◆ Aim ◆
Omit the images, then output each of the records below exactly.

(Records from a collection of figures)

******************************

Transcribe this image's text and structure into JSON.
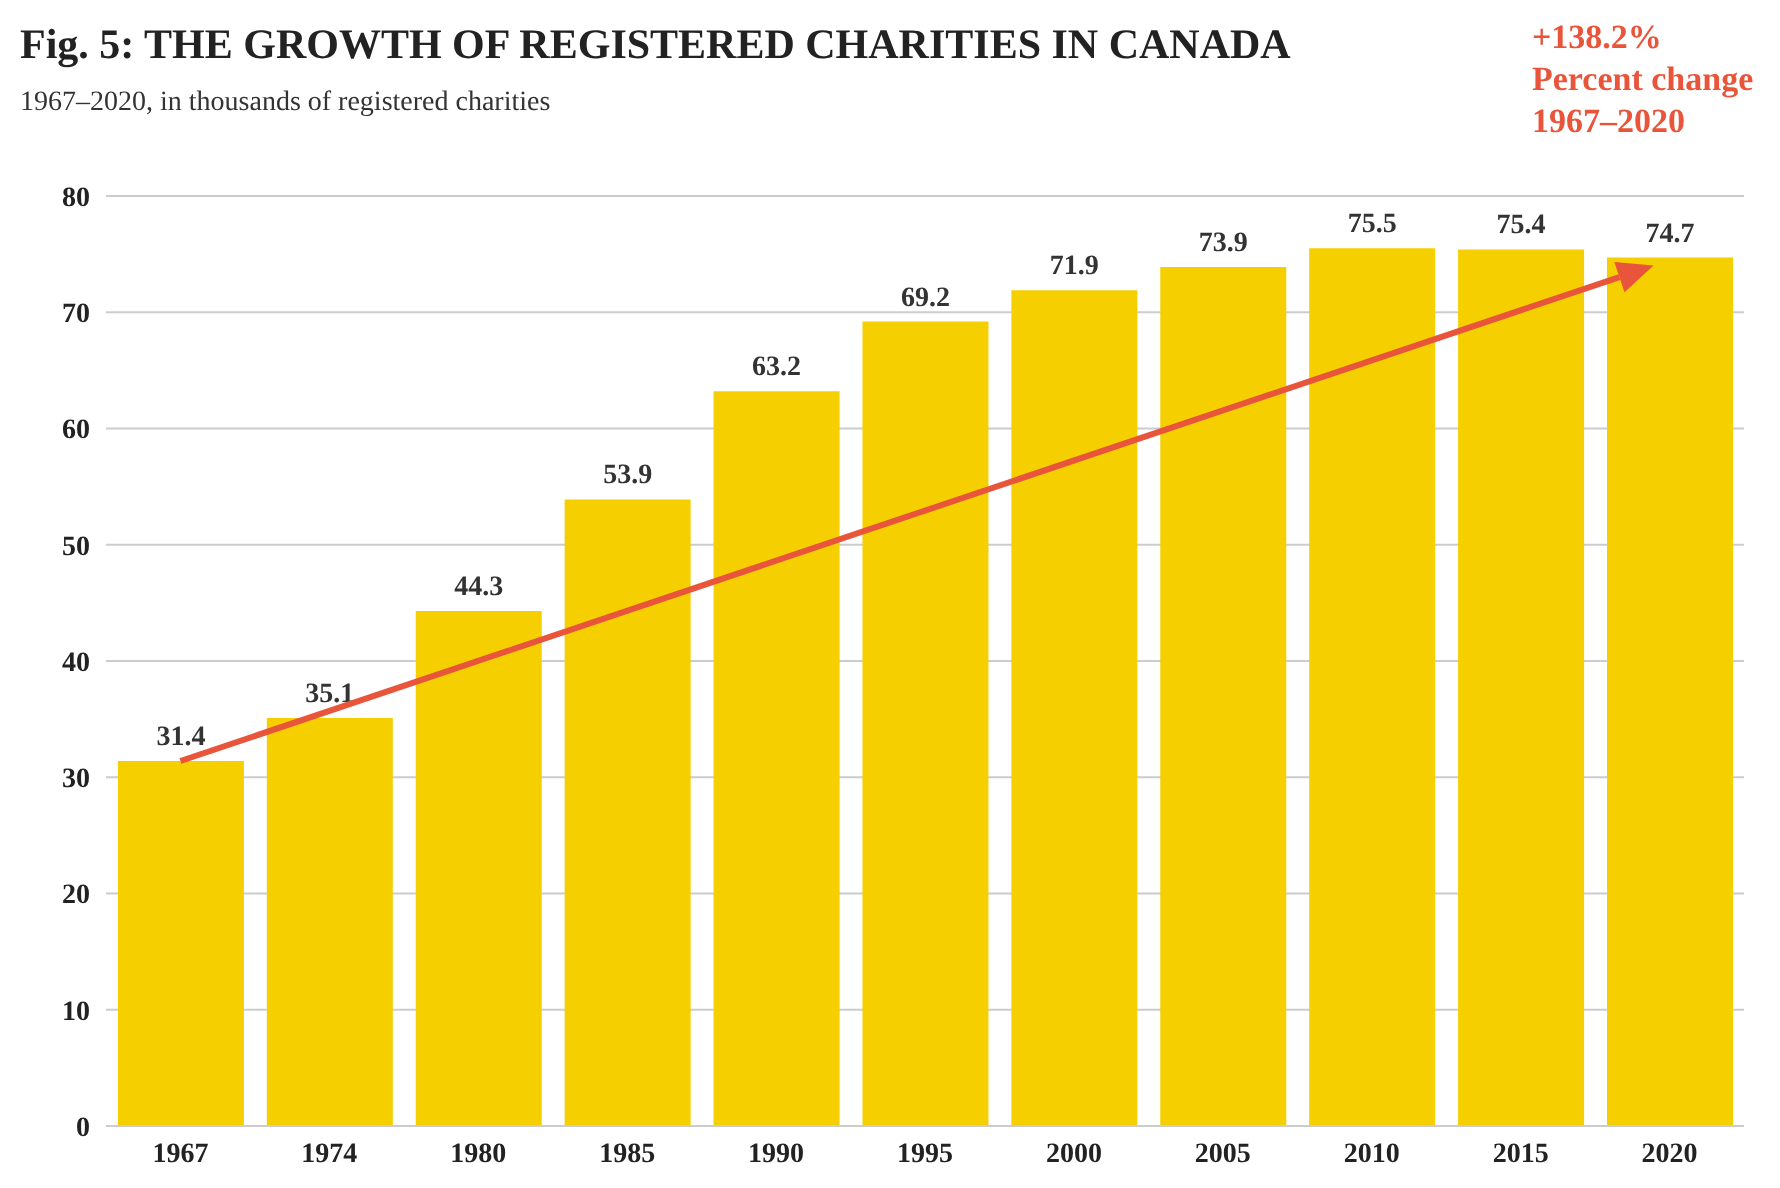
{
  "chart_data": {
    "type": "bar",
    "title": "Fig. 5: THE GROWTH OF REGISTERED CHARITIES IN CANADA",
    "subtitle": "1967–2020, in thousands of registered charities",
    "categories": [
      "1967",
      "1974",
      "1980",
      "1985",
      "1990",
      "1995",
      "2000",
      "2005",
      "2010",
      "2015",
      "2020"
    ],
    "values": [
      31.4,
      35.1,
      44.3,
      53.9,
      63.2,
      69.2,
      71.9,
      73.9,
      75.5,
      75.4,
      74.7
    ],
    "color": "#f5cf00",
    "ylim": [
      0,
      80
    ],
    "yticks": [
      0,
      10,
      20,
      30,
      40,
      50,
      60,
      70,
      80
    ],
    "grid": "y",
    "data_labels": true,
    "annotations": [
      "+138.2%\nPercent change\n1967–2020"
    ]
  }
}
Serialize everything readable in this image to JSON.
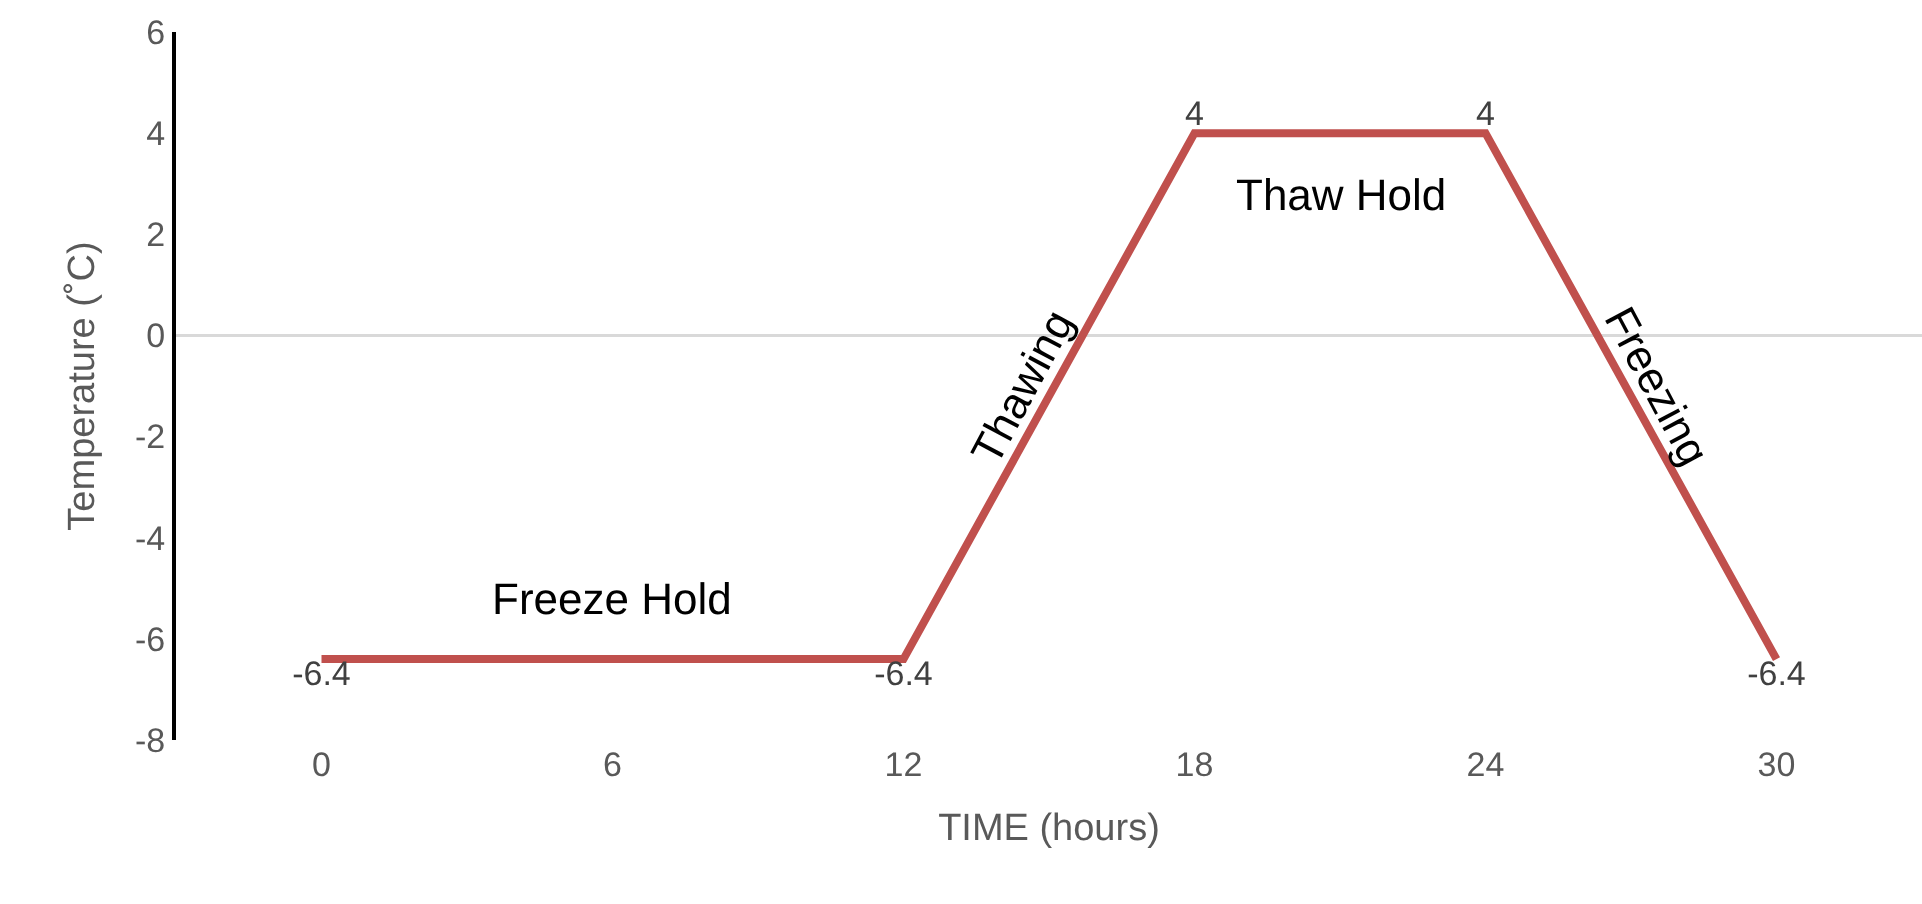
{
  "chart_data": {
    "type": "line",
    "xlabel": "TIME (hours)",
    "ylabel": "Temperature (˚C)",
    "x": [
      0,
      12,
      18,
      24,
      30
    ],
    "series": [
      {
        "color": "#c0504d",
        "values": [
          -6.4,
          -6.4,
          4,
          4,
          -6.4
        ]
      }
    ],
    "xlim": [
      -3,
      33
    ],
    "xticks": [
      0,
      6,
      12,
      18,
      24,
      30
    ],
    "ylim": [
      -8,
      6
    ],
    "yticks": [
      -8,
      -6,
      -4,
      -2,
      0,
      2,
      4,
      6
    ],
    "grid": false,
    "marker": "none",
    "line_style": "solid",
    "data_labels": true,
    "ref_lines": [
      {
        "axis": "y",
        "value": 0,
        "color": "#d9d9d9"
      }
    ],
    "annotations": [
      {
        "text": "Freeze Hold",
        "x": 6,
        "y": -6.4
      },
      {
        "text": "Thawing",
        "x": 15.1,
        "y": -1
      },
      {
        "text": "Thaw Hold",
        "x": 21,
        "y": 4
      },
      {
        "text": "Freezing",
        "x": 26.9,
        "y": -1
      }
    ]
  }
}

******************************

◆ The response ◆
Transcribe this image's text and structure into JSON.
{
  "chart_data": {
    "type": "bar",
    "title": "Fig. 5: THE GROWTH OF REGISTERED CHARITIES IN CANADA",
    "subtitle": "1967–2020, in thousands of registered charities",
    "categories": [
      "1967",
      "1974",
      "1980",
      "1985",
      "1990",
      "1995",
      "2000",
      "2005",
      "2010",
      "2015",
      "2020"
    ],
    "values": [
      31.4,
      35.1,
      44.3,
      53.9,
      63.2,
      69.2,
      71.9,
      73.9,
      75.5,
      75.4,
      74.7
    ],
    "color": "#f5cf00",
    "ylim": [
      0,
      80
    ],
    "yticks": [
      0,
      10,
      20,
      30,
      40,
      50,
      60,
      70,
      80
    ],
    "grid": "y",
    "data_labels": true,
    "annotations": [
      "+138.2%\nPercent change\n1967–2020"
    ]
  }
}
Serialize everything readable in this image to JSON.
{
  "chart_data": {
    "type": "line",
    "xlabel": "TIME (hours)",
    "ylabel": "Temperature (˚C)",
    "x": [
      0,
      12,
      18,
      24,
      30
    ],
    "series": [
      {
        "color": "#c0504d",
        "values": [
          -6.4,
          -6.4,
          4,
          4,
          -6.4
        ]
      }
    ],
    "xlim": [
      -3,
      33
    ],
    "xticks": [
      0,
      6,
      12,
      18,
      24,
      30
    ],
    "ylim": [
      -8,
      6
    ],
    "yticks": [
      -8,
      -6,
      -4,
      -2,
      0,
      2,
      4,
      6
    ],
    "grid": false,
    "marker": "none",
    "line_style": "solid",
    "data_labels": true,
    "ref_lines": [
      {
        "axis": "y",
        "value": 0,
        "color": "#d9d9d9"
      }
    ],
    "annotations": [
      {
        "text": "Freeze Hold",
        "x": 6,
        "y": -6.4
      },
      {
        "text": "Thawing",
        "x": 15.1,
        "y": -1
      },
      {
        "text": "Thaw Hold",
        "x": 21,
        "y": 4
      },
      {
        "text": "Freezing",
        "x": 26.9,
        "y": -1
      }
    ]
  }
}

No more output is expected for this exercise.